### [DIRECTION]
Please find all lines in the data that hold the string "screenshot" and copy them.

### [DATASET CONTENT]
[start]
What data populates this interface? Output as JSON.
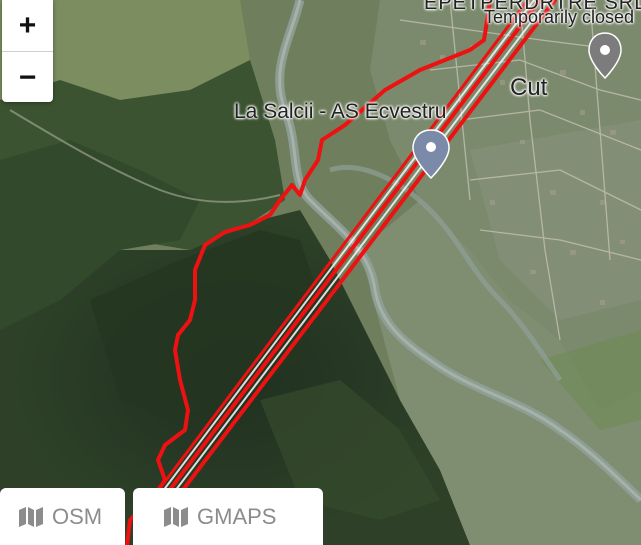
{
  "map": {
    "places": {
      "business_partial": "EPETPERDRTRE SRL",
      "business_status": "Temporarily closed",
      "village": "Cut",
      "poi": "La Salcii - AS Ecvestru"
    }
  },
  "controls": {
    "zoom_in": "+",
    "zoom_out": "−"
  },
  "layer_tabs": [
    {
      "label": "OSM",
      "icon": "map-icon"
    },
    {
      "label": "GMAPS",
      "icon": "map-icon"
    }
  ],
  "colors": {
    "track": "#ee1111",
    "forest": "#2b3d26",
    "fields": "#7d8d6e",
    "river": "#8a9c8c"
  }
}
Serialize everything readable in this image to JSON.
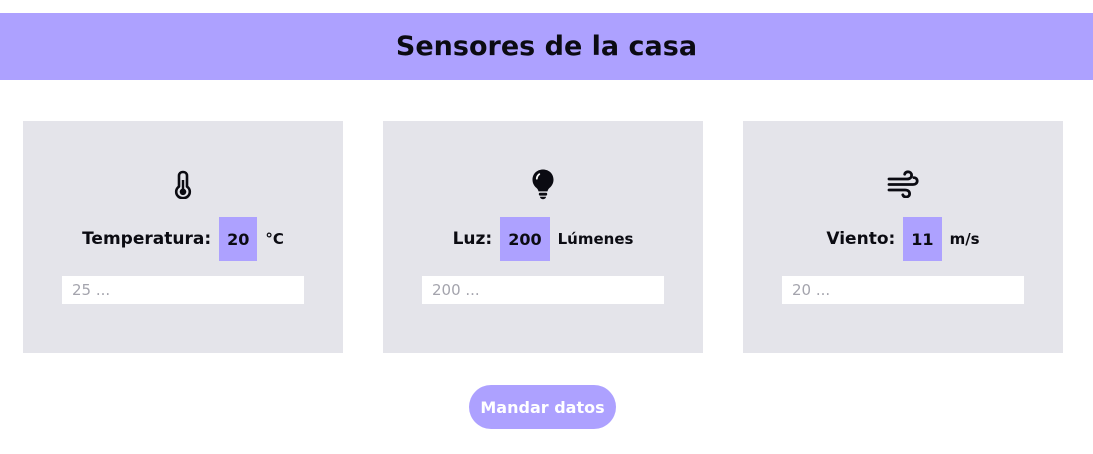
{
  "header": {
    "title": "Sensores de la casa"
  },
  "sensors": [
    {
      "icon": "thermometer-icon",
      "label": "Temperatura:",
      "value": "20",
      "unit": "°C",
      "placeholder": "25 ..."
    },
    {
      "icon": "lightbulb-icon",
      "label": "Luz:",
      "value": "200",
      "unit": "Lúmenes",
      "placeholder": "200 ..."
    },
    {
      "icon": "wind-icon",
      "label": "Viento:",
      "value": "11",
      "unit": "m/s",
      "placeholder": "20 ..."
    }
  ],
  "actions": {
    "send_label": "Mandar datos"
  },
  "colors": {
    "accent": "#ada1ff",
    "card_background": "#e4e4ea",
    "text": "#0b0b12",
    "button_text": "#ffffff",
    "placeholder": "#a4a4ad"
  }
}
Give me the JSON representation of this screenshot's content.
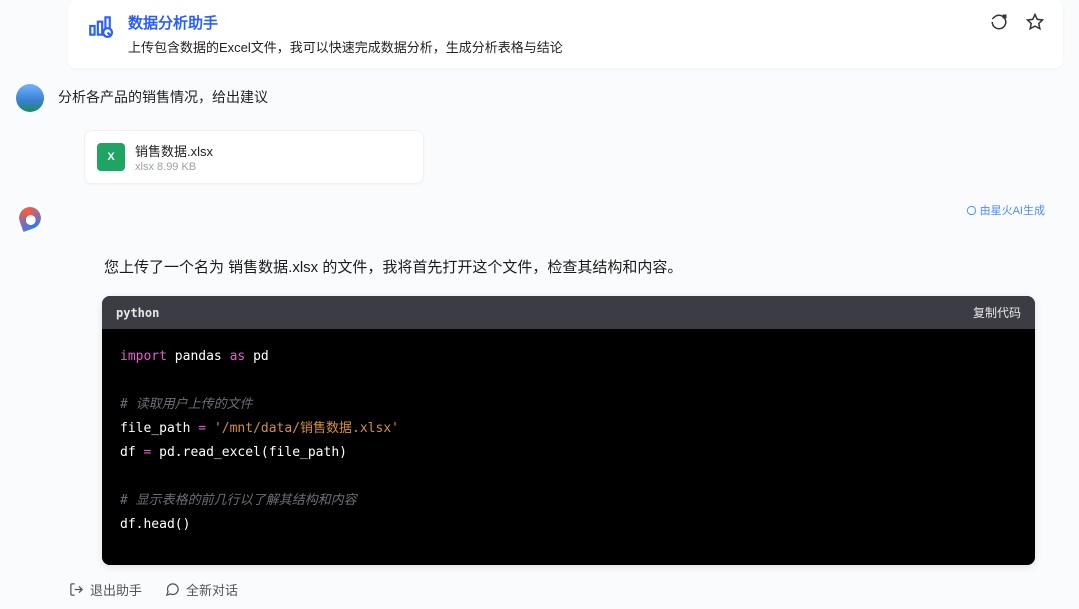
{
  "header": {
    "title": "数据分析助手",
    "description": "上传包含数据的Excel文件，我可以快速完成数据分析，生成分析表格与结论"
  },
  "user_message": {
    "text": "分析各产品的销售情况，给出建议"
  },
  "attachment": {
    "icon_label": "X",
    "name": "销售数据.xlsx",
    "type": "xlsx",
    "size": "8.99 KB"
  },
  "generation_badge": "由星火AI生成",
  "ai_message": {
    "prefix": "您上传了一个名为 ",
    "filename": "销售数据.xlsx",
    "suffix": " 的文件，我将首先打开这个文件，检查其结构和内容。"
  },
  "code": {
    "lang": "python",
    "copy_label": "复制代码",
    "lines": {
      "l1_kw1": "import",
      "l1_id1": " pandas ",
      "l1_kw2": "as",
      "l1_id2": " pd",
      "l3_cmt": "# 读取用户上传的文件",
      "l4_a": "file_path ",
      "l4_op": "=",
      "l4_b": " ",
      "l4_str": "'/mnt/data/销售数据.xlsx'",
      "l5_a": "df ",
      "l5_op": "=",
      "l5_b": " pd.read_excel(file_path)",
      "l7_cmt": "# 显示表格的前几行以了解其结构和内容",
      "l8": "df.head()"
    }
  },
  "footer": {
    "exit": "退出助手",
    "new_chat": "全新对话"
  }
}
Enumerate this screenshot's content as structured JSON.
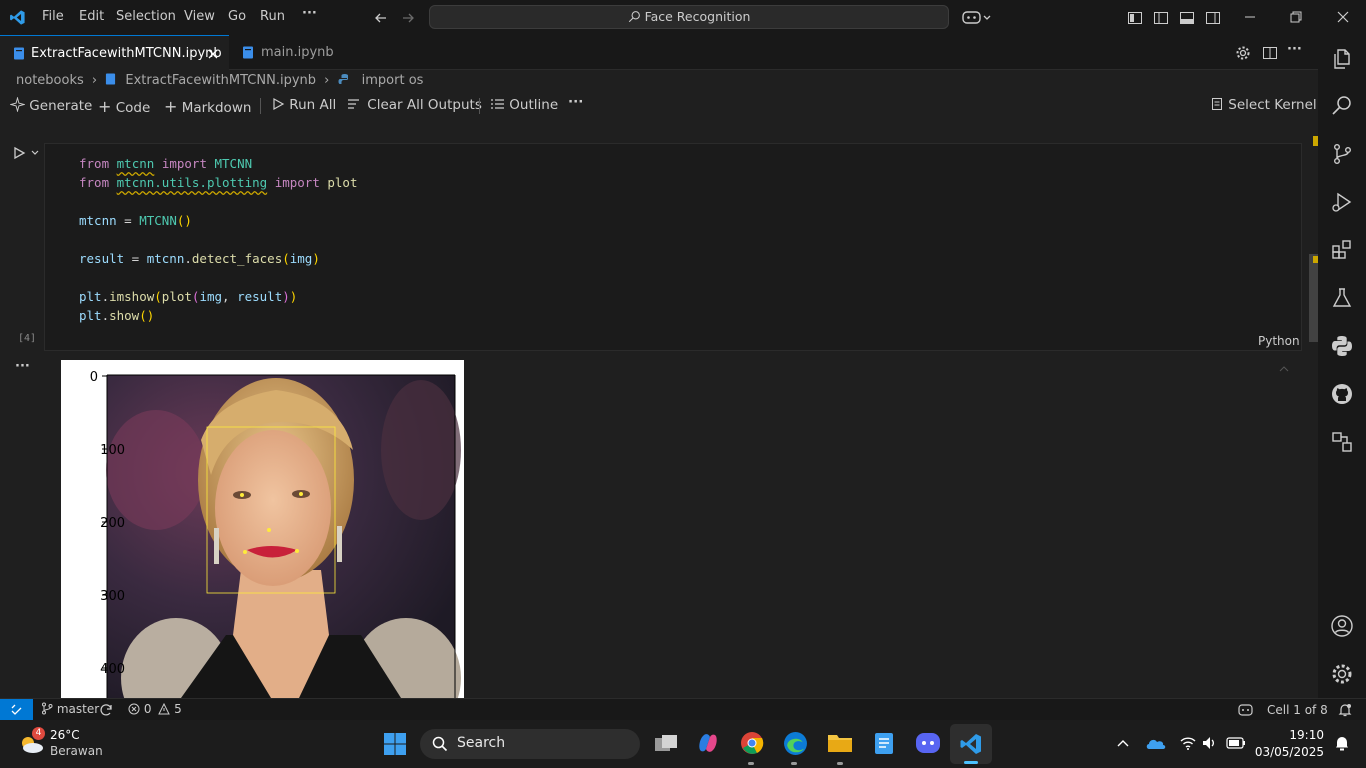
[end]
### [COMPLETE ANSWER]
Give me the JSON representation of this screenshot's content.
Enumerate this screenshot's content as structured JSON.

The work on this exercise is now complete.